▶ **Directions for this task**
Look over the lines below. Report each one that includes the string "المنتج".
────
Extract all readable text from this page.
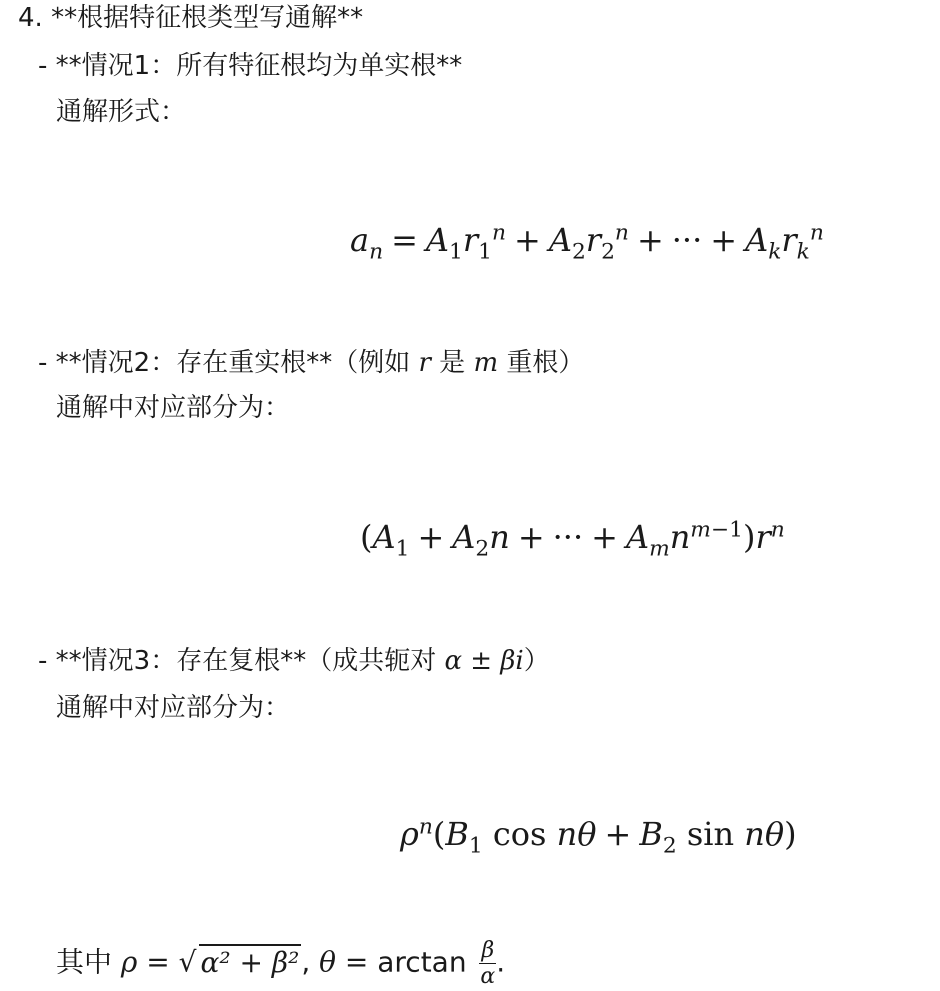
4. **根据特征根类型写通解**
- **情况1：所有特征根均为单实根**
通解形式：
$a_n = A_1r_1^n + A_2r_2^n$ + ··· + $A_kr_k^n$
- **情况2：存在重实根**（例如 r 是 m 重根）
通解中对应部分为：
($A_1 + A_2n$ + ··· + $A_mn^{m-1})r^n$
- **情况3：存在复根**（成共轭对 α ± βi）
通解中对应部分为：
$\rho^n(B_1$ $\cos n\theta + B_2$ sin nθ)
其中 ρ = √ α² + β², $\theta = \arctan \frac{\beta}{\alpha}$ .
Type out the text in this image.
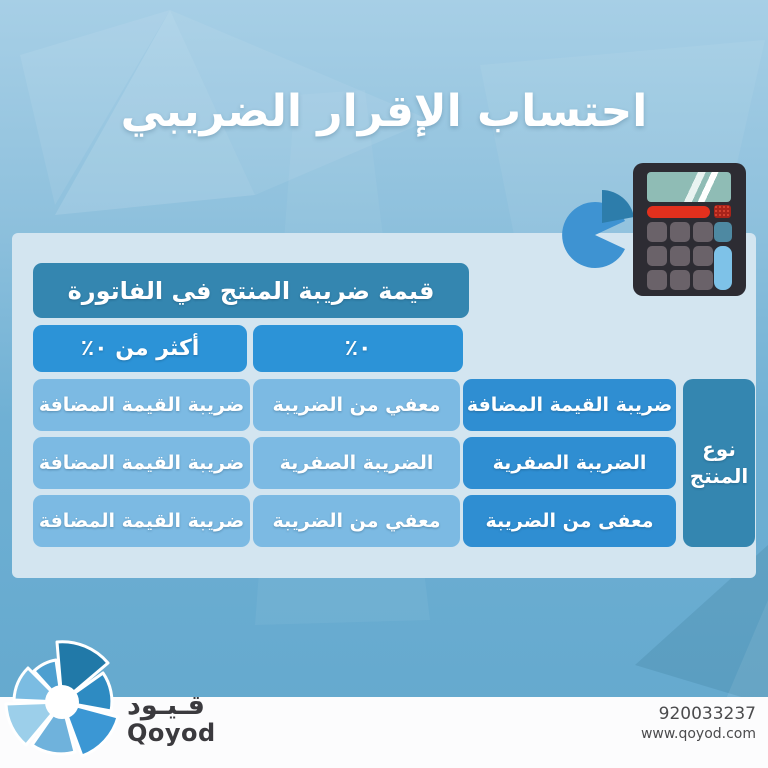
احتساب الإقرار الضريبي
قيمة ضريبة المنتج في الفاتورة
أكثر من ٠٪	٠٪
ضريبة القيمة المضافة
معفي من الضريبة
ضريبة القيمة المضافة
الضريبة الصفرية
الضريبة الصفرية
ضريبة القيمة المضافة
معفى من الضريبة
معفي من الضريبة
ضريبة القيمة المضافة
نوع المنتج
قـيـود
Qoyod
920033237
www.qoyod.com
────
▶ **Solution to this problem**
قيمة ضريبة المنتج في الفاتورة
نوع المنتج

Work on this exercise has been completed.